[start Recorded data]

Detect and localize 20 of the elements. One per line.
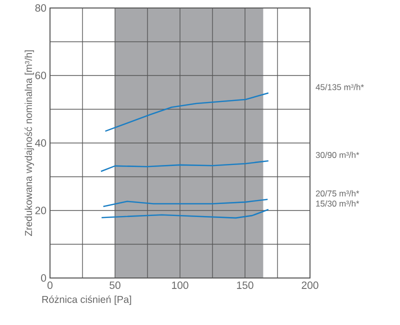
y-tick-label: 20 <box>35 206 46 214</box>
line-series <box>104 92 270 132</box>
x-axis-title: Różnica ciśnień [Pa] <box>42 296 132 305</box>
text: 20/75 m³/h* <box>316 190 360 196</box>
line-series <box>100 208 270 219</box>
x-tick-label: 150 <box>237 282 254 289</box>
line-series <box>100 160 270 172</box>
x-tick-label: 0 <box>47 282 52 289</box>
x-tick-label: 50 <box>110 282 120 289</box>
y-tick-label: 0 <box>41 274 46 282</box>
text: 30/90 m³/h* <box>316 152 360 158</box>
y-tick-label: 40 <box>35 139 46 147</box>
y-tick-label: 60 <box>35 72 46 80</box>
y-axis-title: Zredukowana wydajność nominalna [m³/h] <box>24 50 34 236</box>
y-tick-label: 80 <box>35 4 46 12</box>
x-tick-label: 100 <box>172 282 188 289</box>
text: 15/30 m³/h* <box>316 200 360 207</box>
line-series <box>102 198 268 208</box>
x-tick-label: 200 <box>302 282 318 289</box>
text: 45/135 m³/h* <box>316 84 364 90</box>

[end Recorded data]

● **Directive**
Reproduce the listing above line for line, leaving out the picture.

● **Answer to the problem**
Detect and localize 20 of the elements. One per line.
y-tick-label: 20 <box>35 206 46 214</box>
line-series <box>104 92 270 132</box>
x-axis-title: Różnica ciśnień [Pa] <box>42 296 132 305</box>
text: 20/75 m³/h* <box>316 190 360 196</box>
line-series <box>100 208 270 219</box>
x-tick-label: 150 <box>237 282 254 289</box>
line-series <box>100 160 270 172</box>
x-tick-label: 0 <box>47 282 52 289</box>
x-tick-label: 50 <box>110 282 120 289</box>
y-tick-label: 0 <box>41 274 46 282</box>
text: 30/90 m³/h* <box>316 152 360 158</box>
y-tick-label: 40 <box>35 139 46 147</box>
y-tick-label: 60 <box>35 72 46 80</box>
y-axis-title: Zredukowana wydajność nominalna [m³/h] <box>24 50 34 236</box>
y-tick-label: 80 <box>35 4 46 12</box>
x-tick-label: 100 <box>172 282 188 289</box>
text: 15/30 m³/h* <box>316 200 360 207</box>
line-series <box>102 198 268 208</box>
x-tick-label: 200 <box>302 282 318 289</box>
text: 45/135 m³/h* <box>316 84 364 90</box>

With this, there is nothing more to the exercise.